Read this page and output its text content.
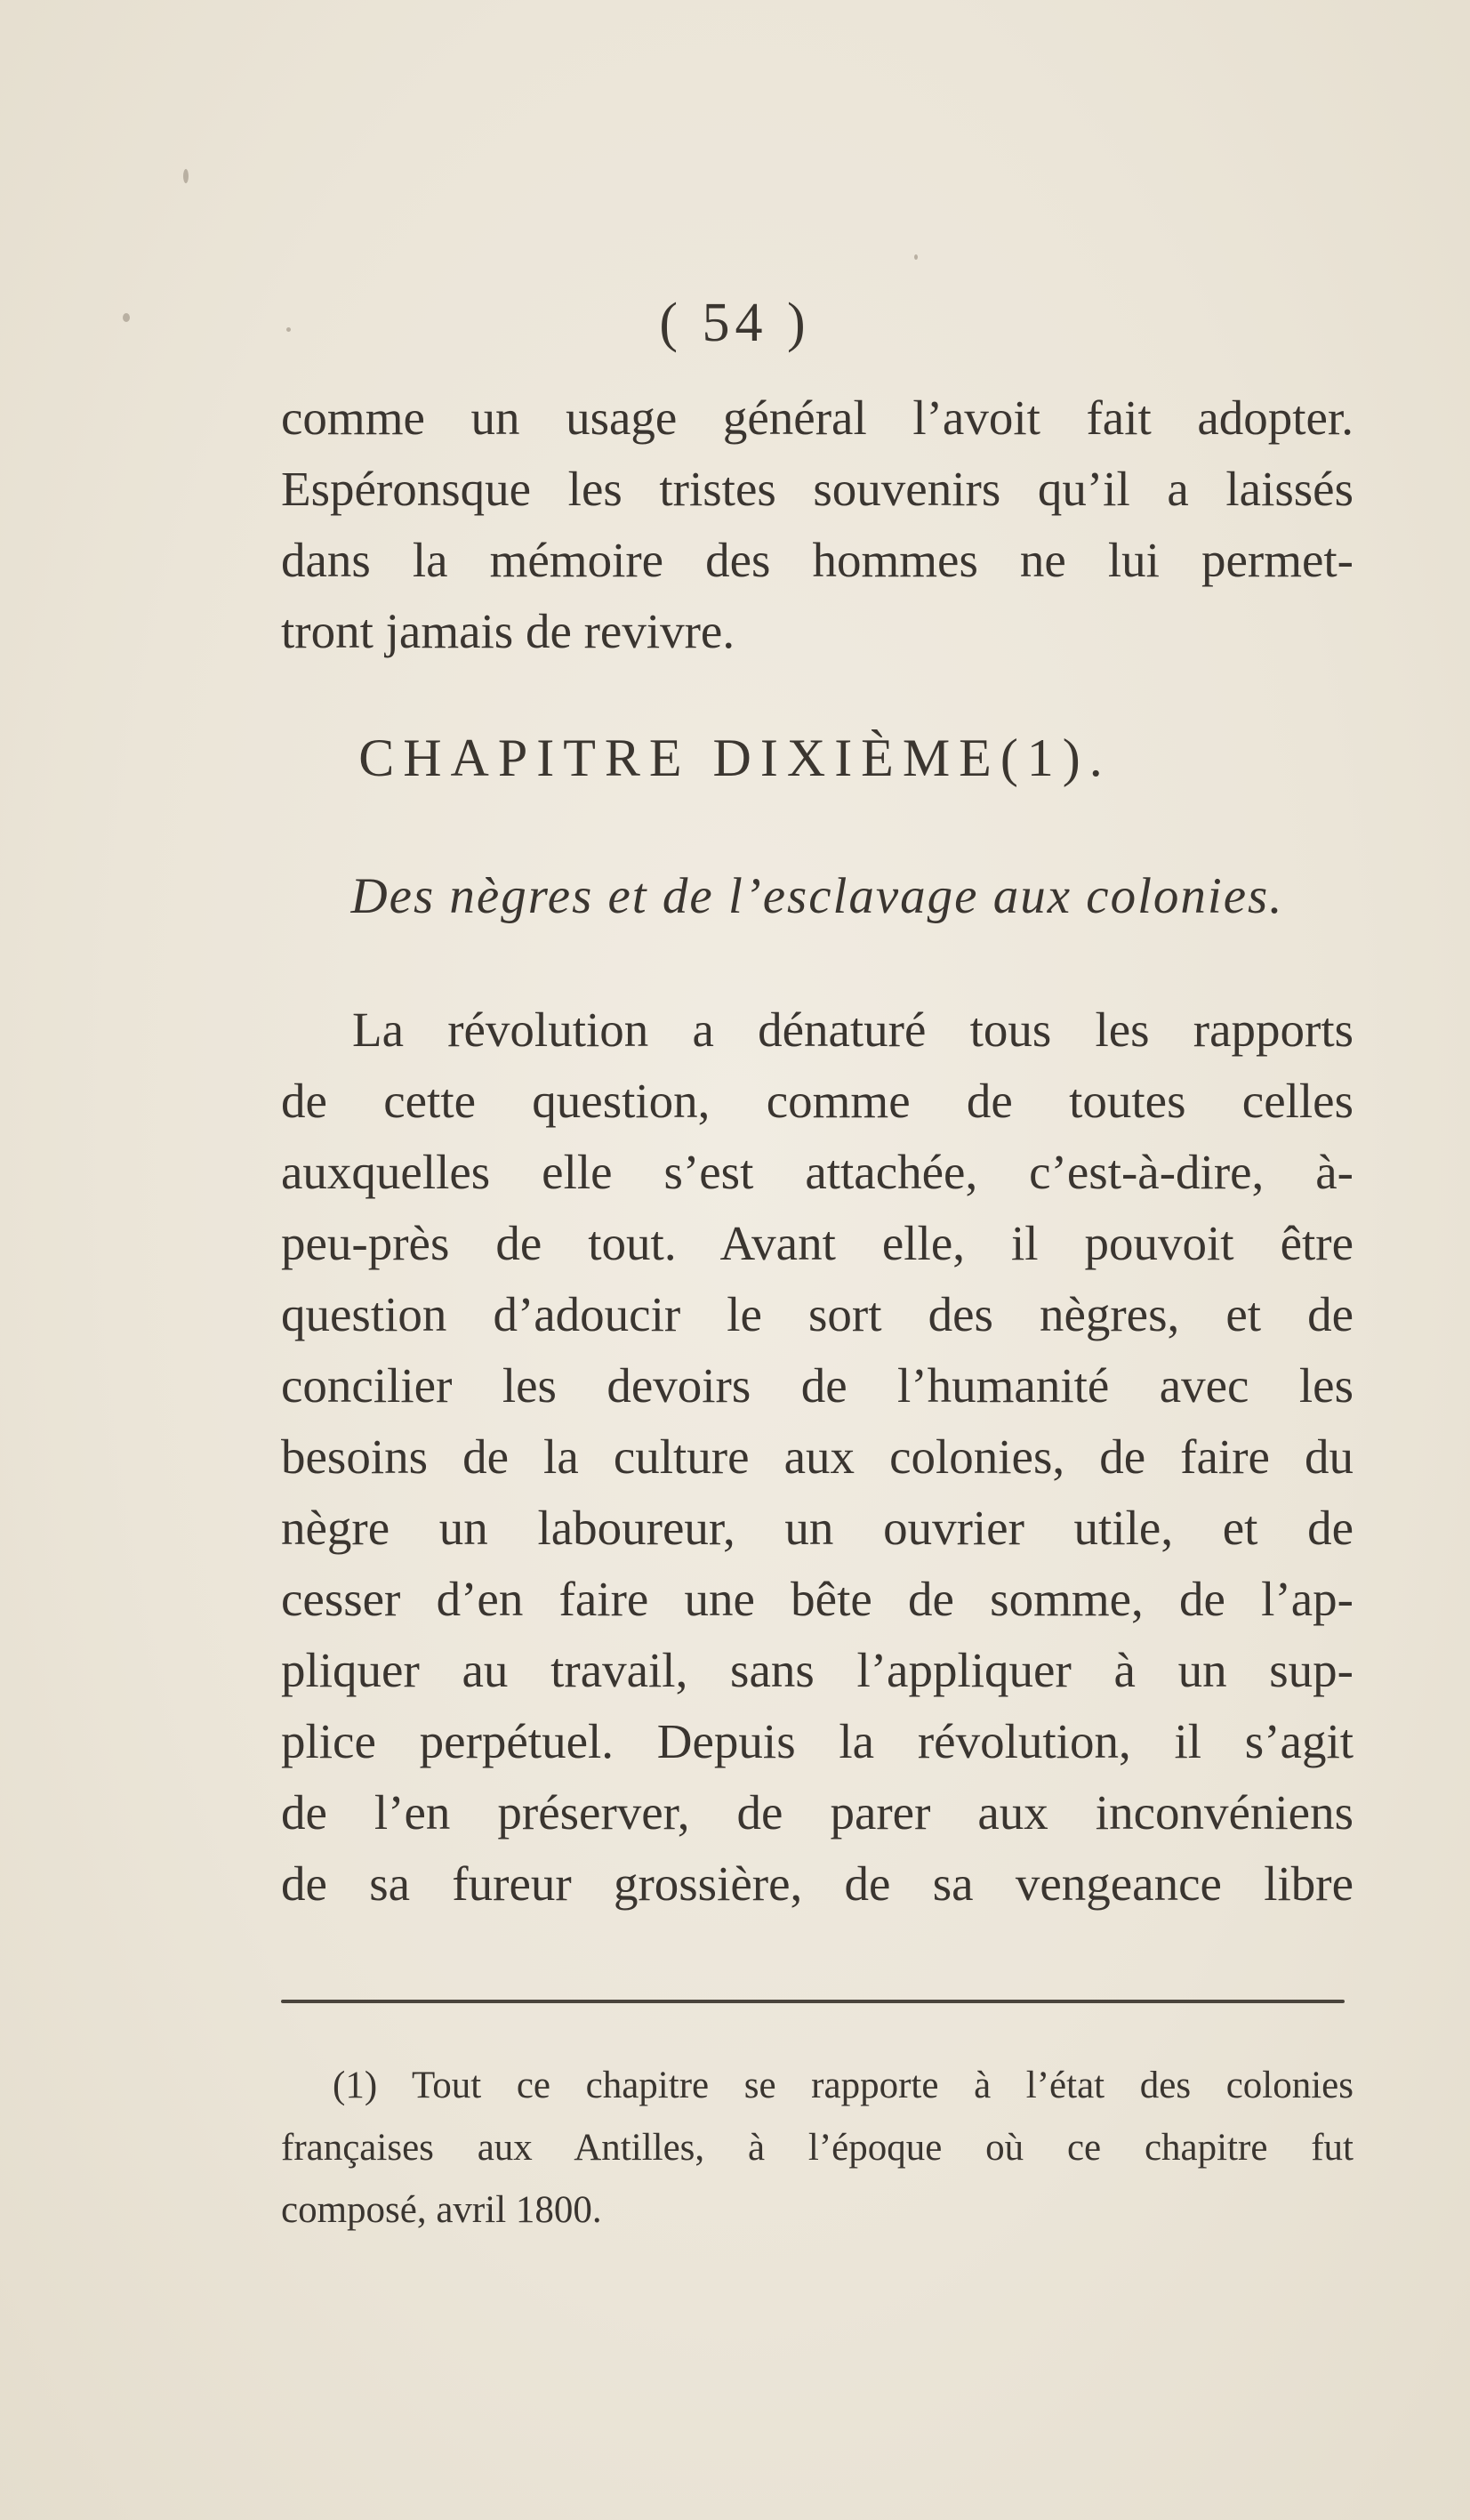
( 54 )
comme un usage général l’avoit fait adopter.
Espéronsque les tristes souvenirs qu’il a laissés
dans la mémoire des hommes ne lui permet-
tront jamais de revivre.
CHAPITRE DIXIÈME(1).
Des nègres et de l’esclavage aux colonies.
La révolution a dénaturé tous les rapports
de cette question, comme de toutes celles
auxquelles elle s’est attachée, c’est-à-dire, à-
peu-près de tout. Avant elle, il pouvoit être
question d’adoucir le sort des nègres, et de
concilier les devoirs de l’humanité avec les
besoins de la culture aux colonies, de faire du
nègre un laboureur, un ouvrier utile, et de
cesser d’en faire une bête de somme, de l’ap-
pliquer au travail, sans l’appliquer à un sup-
plice perpétuel. Depuis la révolution, il s’agit
de l’en préserver, de parer aux inconvéniens
de sa fureur grossière, de sa vengeance libre
(1) Tout ce chapitre se rapporte à l’état des colonies
françaises aux Antilles, à l’époque où ce chapitre fut
composé, avril 1800.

Brief>
List each line of the records that holds the string "colonies".

Solution>
Des nègres et de l’esclavage aux colonies.
besoins de la culture aux colonies, de faire du
(1) Tout ce chapitre se rapporte à l’état des colonies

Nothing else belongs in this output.